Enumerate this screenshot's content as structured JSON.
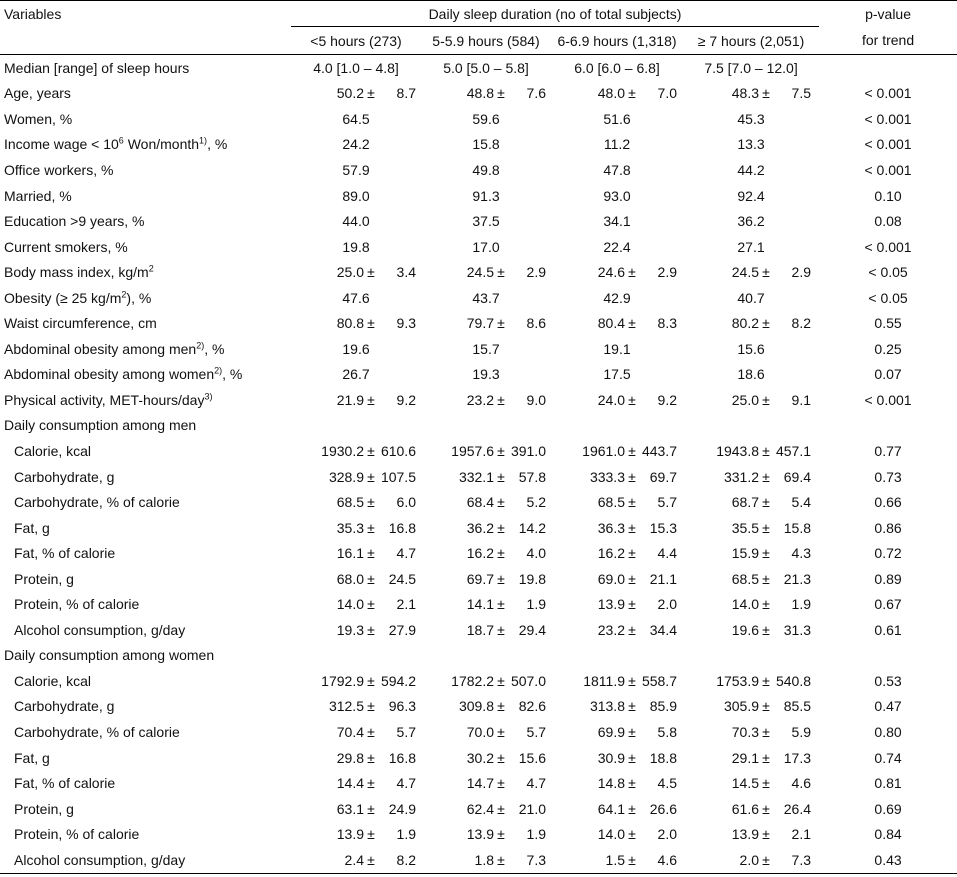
{
  "header": {
    "variables": "Variables",
    "group_title": "Daily sleep duration (no of total subjects)",
    "pvalue_line1": "p-value",
    "pvalue_line2": "for trend",
    "cols": [
      "<5 hours (273)",
      "5-5.9 hours (584)",
      "6-6.9 hours (1,318)",
      "≥ 7 hours (2,051)"
    ]
  },
  "rows": [
    {
      "label": "Median [range] of sleep hours",
      "type": "text",
      "cells": [
        "4.0 [1.0 – 4.8]",
        "5.0 [5.0 – 5.8]",
        "6.0 [6.0 – 6.8]",
        "7.5 [7.0 – 12.0]"
      ],
      "p": ""
    },
    {
      "label": "Age, years",
      "type": "msd",
      "cells": [
        [
          "50.2",
          "8.7"
        ],
        [
          "48.8",
          "7.6"
        ],
        [
          "48.0",
          "7.0"
        ],
        [
          "48.3",
          "7.5"
        ]
      ],
      "p": "< 0.001"
    },
    {
      "label": "Women, %",
      "type": "text",
      "cells": [
        "64.5",
        "59.6",
        "51.6",
        "45.3"
      ],
      "p": "< 0.001"
    },
    {
      "label": "Income wage < 10",
      "sup1": "6",
      "label_mid": " Won/month",
      "sup2": "1)",
      "label_tail": ", %",
      "type": "text",
      "cells": [
        "24.2",
        "15.8",
        "11.2",
        "13.3"
      ],
      "p": "< 0.001"
    },
    {
      "label": "Office workers, %",
      "type": "text",
      "cells": [
        "57.9",
        "49.8",
        "47.8",
        "44.2"
      ],
      "p": "< 0.001"
    },
    {
      "label": "Married, %",
      "type": "text",
      "cells": [
        "89.0",
        "91.3",
        "93.0",
        "92.4"
      ],
      "p": "0.10"
    },
    {
      "label": "Education >9 years, %",
      "type": "text",
      "cells": [
        "44.0",
        "37.5",
        "34.1",
        "36.2"
      ],
      "p": "0.08"
    },
    {
      "label": "Current smokers, %",
      "type": "text",
      "cells": [
        "19.8",
        "17.0",
        "22.4",
        "27.1"
      ],
      "p": "< 0.001"
    },
    {
      "label": "Body mass index, kg/m",
      "sup1": "2",
      "type": "msd",
      "cells": [
        [
          "25.0",
          "3.4"
        ],
        [
          "24.5",
          "2.9"
        ],
        [
          "24.6",
          "2.9"
        ],
        [
          "24.5",
          "2.9"
        ]
      ],
      "p": "< 0.05"
    },
    {
      "label": "Obesity (≥ 25 kg/m",
      "sup1": "2",
      "label_mid": "), %",
      "type": "text",
      "cells": [
        "47.6",
        "43.7",
        "42.9",
        "40.7"
      ],
      "p": "< 0.05"
    },
    {
      "label": "Waist circumference, cm",
      "type": "msd",
      "cells": [
        [
          "80.8",
          "9.3"
        ],
        [
          "79.7",
          "8.6"
        ],
        [
          "80.4",
          "8.3"
        ],
        [
          "80.2",
          "8.2"
        ]
      ],
      "p": "0.55"
    },
    {
      "label": "Abdominal obesity among men",
      "sup1": "2)",
      "label_mid": ", %",
      "type": "text",
      "cells": [
        "19.6",
        "15.7",
        "19.1",
        "15.6"
      ],
      "p": "0.25"
    },
    {
      "label": "Abdominal obesity among women",
      "sup1": "2)",
      "label_mid": ", %",
      "type": "text",
      "cells": [
        "26.7",
        "19.3",
        "17.5",
        "18.6"
      ],
      "p": "0.07"
    },
    {
      "label": "Physical activity, MET-hours/day",
      "sup1": "3)",
      "type": "msd",
      "cells": [
        [
          "21.9",
          "9.2"
        ],
        [
          "23.2",
          "9.0"
        ],
        [
          "24.0",
          "9.2"
        ],
        [
          "25.0",
          "9.1"
        ]
      ],
      "p": "< 0.001"
    },
    {
      "label": "Daily consumption among men",
      "type": "section"
    },
    {
      "label": "Calorie, kcal",
      "indent": true,
      "type": "msd",
      "cells": [
        [
          "1930.2",
          "610.6"
        ],
        [
          "1957.6",
          "391.0"
        ],
        [
          "1961.0",
          "443.7"
        ],
        [
          "1943.8",
          "457.1"
        ]
      ],
      "p": "0.77"
    },
    {
      "label": "Carbohydrate, g",
      "indent": true,
      "type": "msd",
      "cells": [
        [
          "328.9",
          "107.5"
        ],
        [
          "332.1",
          "57.8"
        ],
        [
          "333.3",
          "69.7"
        ],
        [
          "331.2",
          "69.4"
        ]
      ],
      "p": "0.73"
    },
    {
      "label": "Carbohydrate, % of calorie",
      "indent": true,
      "type": "msd",
      "cells": [
        [
          "68.5",
          "6.0"
        ],
        [
          "68.4",
          "5.2"
        ],
        [
          "68.5",
          "5.7"
        ],
        [
          "68.7",
          "5.4"
        ]
      ],
      "p": "0.66"
    },
    {
      "label": "Fat, g",
      "indent": true,
      "type": "msd",
      "cells": [
        [
          "35.3",
          "16.8"
        ],
        [
          "36.2",
          "14.2"
        ],
        [
          "36.3",
          "15.3"
        ],
        [
          "35.5",
          "15.8"
        ]
      ],
      "p": "0.86"
    },
    {
      "label": "Fat, % of calorie",
      "indent": true,
      "type": "msd",
      "cells": [
        [
          "16.1",
          "4.7"
        ],
        [
          "16.2",
          "4.0"
        ],
        [
          "16.2",
          "4.4"
        ],
        [
          "15.9",
          "4.3"
        ]
      ],
      "p": "0.72"
    },
    {
      "label": "Protein, g",
      "indent": true,
      "type": "msd",
      "cells": [
        [
          "68.0",
          "24.5"
        ],
        [
          "69.7",
          "19.8"
        ],
        [
          "69.0",
          "21.1"
        ],
        [
          "68.5",
          "21.3"
        ]
      ],
      "p": "0.89"
    },
    {
      "label": "Protein, % of calorie",
      "indent": true,
      "type": "msd",
      "cells": [
        [
          "14.0",
          "2.1"
        ],
        [
          "14.1",
          "1.9"
        ],
        [
          "13.9",
          "2.0"
        ],
        [
          "14.0",
          "1.9"
        ]
      ],
      "p": "0.67"
    },
    {
      "label": "Alcohol consumption, g/day",
      "indent": true,
      "type": "msd",
      "cells": [
        [
          "19.3",
          "27.9"
        ],
        [
          "18.7",
          "29.4"
        ],
        [
          "23.2",
          "34.4"
        ],
        [
          "19.6",
          "31.3"
        ]
      ],
      "p": "0.61"
    },
    {
      "label": "Daily consumption among women",
      "type": "section"
    },
    {
      "label": "Calorie, kcal",
      "indent": true,
      "type": "msd",
      "cells": [
        [
          "1792.9",
          "594.2"
        ],
        [
          "1782.2",
          "507.0"
        ],
        [
          "1811.9",
          "558.7"
        ],
        [
          "1753.9",
          "540.8"
        ]
      ],
      "p": "0.53"
    },
    {
      "label": "Carbohydrate, g",
      "indent": true,
      "type": "msd",
      "cells": [
        [
          "312.5",
          "96.3"
        ],
        [
          "309.8",
          "82.6"
        ],
        [
          "313.8",
          "85.9"
        ],
        [
          "305.9",
          "85.5"
        ]
      ],
      "p": "0.47"
    },
    {
      "label": "Carbohydrate, % of calorie",
      "indent": true,
      "type": "msd",
      "cells": [
        [
          "70.4",
          "5.7"
        ],
        [
          "70.0",
          "5.7"
        ],
        [
          "69.9",
          "5.8"
        ],
        [
          "70.3",
          "5.9"
        ]
      ],
      "p": "0.80"
    },
    {
      "label": "Fat, g",
      "indent": true,
      "type": "msd",
      "cells": [
        [
          "29.8",
          "16.8"
        ],
        [
          "30.2",
          "15.6"
        ],
        [
          "30.9",
          "18.8"
        ],
        [
          "29.1",
          "17.3"
        ]
      ],
      "p": "0.74"
    },
    {
      "label": "Fat, % of calorie",
      "indent": true,
      "type": "msd",
      "cells": [
        [
          "14.4",
          "4.7"
        ],
        [
          "14.7",
          "4.7"
        ],
        [
          "14.8",
          "4.5"
        ],
        [
          "14.5",
          "4.6"
        ]
      ],
      "p": "0.81"
    },
    {
      "label": "Protein, g",
      "indent": true,
      "type": "msd",
      "cells": [
        [
          "63.1",
          "24.9"
        ],
        [
          "62.4",
          "21.0"
        ],
        [
          "64.1",
          "26.6"
        ],
        [
          "61.6",
          "26.4"
        ]
      ],
      "p": "0.69"
    },
    {
      "label": "Protein, % of calorie",
      "indent": true,
      "type": "msd",
      "cells": [
        [
          "13.9",
          "1.9"
        ],
        [
          "13.9",
          "1.9"
        ],
        [
          "14.0",
          "2.0"
        ],
        [
          "13.9",
          "2.1"
        ]
      ],
      "p": "0.84"
    },
    {
      "label": "Alcohol consumption, g/day",
      "indent": true,
      "type": "msd",
      "cells": [
        [
          "2.4",
          "8.2"
        ],
        [
          "1.8",
          "7.3"
        ],
        [
          "1.5",
          "4.6"
        ],
        [
          "2.0",
          "7.3"
        ]
      ],
      "p": "0.43"
    }
  ],
  "symbols": {
    "pm": "±"
  }
}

☆ ☆ ☆ ☆

Nothing but a number is expected here: say how many lines in the material hold "hours".

6